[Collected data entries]
**********
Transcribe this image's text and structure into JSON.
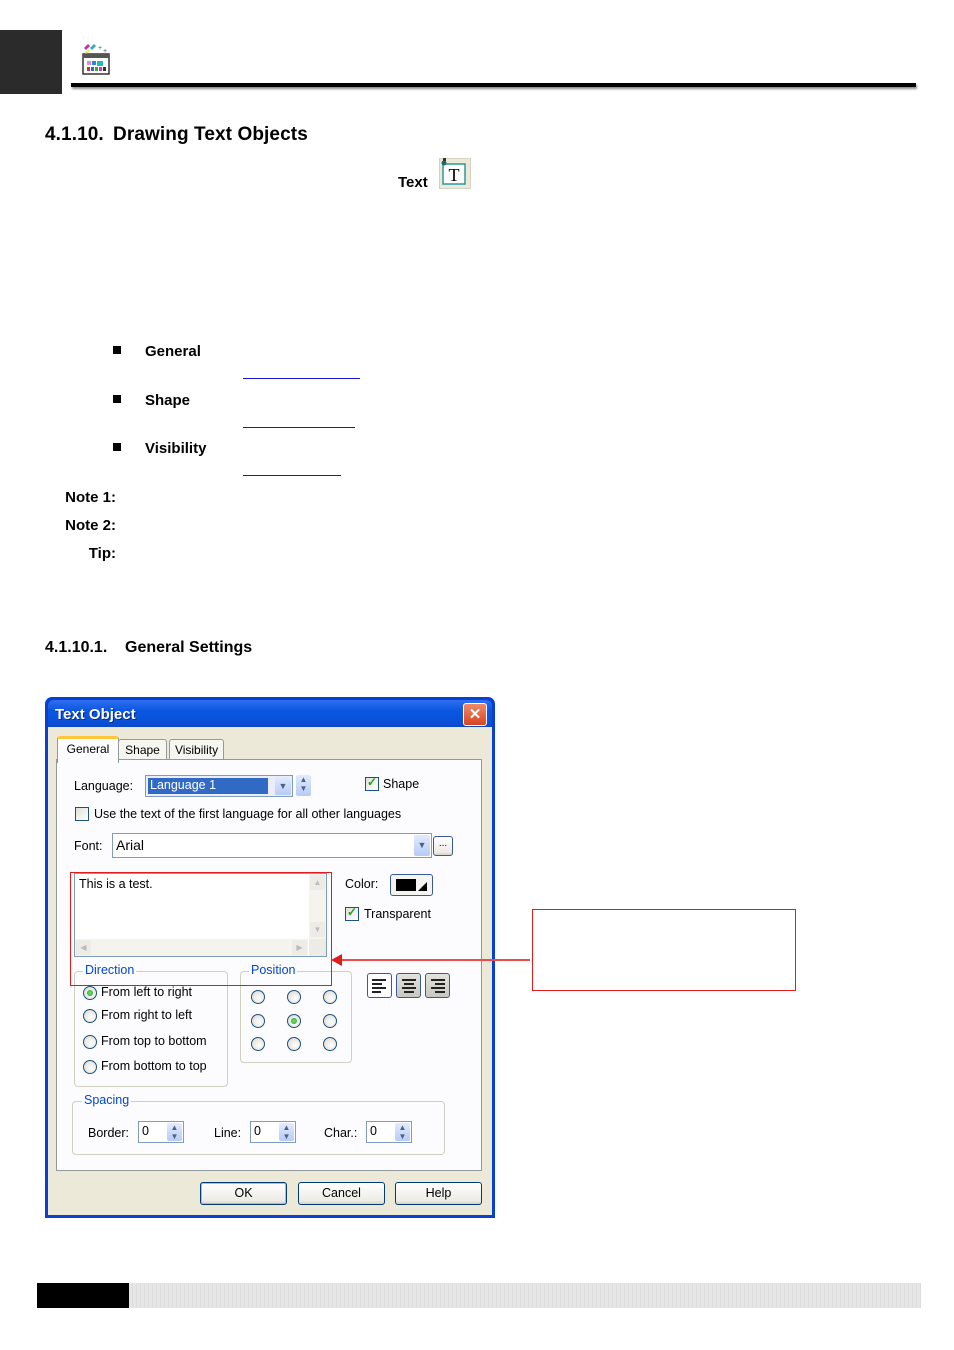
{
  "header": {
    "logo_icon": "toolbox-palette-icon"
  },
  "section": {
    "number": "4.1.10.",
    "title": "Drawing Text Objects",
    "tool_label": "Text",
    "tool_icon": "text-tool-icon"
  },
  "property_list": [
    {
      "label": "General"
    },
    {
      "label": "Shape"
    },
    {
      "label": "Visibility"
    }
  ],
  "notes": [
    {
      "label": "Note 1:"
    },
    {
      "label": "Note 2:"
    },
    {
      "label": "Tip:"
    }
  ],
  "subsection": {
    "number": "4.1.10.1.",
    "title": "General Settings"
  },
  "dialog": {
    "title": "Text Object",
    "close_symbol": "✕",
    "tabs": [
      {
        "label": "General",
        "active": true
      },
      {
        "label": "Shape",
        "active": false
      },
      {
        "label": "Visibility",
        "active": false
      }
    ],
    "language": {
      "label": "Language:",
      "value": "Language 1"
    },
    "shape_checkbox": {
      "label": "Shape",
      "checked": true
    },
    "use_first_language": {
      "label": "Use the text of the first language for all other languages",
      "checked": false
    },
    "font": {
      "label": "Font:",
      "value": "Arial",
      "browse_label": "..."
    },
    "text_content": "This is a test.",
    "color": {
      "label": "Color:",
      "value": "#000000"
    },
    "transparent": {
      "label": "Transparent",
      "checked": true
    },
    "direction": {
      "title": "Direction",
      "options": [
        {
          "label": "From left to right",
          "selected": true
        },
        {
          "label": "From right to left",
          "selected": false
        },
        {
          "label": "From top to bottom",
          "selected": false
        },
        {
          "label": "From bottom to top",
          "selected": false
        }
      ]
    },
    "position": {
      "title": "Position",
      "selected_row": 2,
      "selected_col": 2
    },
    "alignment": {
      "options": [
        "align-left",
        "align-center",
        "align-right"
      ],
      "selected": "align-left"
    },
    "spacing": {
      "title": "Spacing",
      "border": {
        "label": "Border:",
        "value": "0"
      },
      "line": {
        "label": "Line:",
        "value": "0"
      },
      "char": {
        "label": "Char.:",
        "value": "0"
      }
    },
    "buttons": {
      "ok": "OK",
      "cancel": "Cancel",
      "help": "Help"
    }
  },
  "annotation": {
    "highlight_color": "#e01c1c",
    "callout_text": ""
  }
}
**********
> _YOUR GOAL_
Find every line that has "General" in it, then return those lines.

> _COMPLETE RESPONSE_
      "label": "General"
    "title": "General Settings"
        "label": "General",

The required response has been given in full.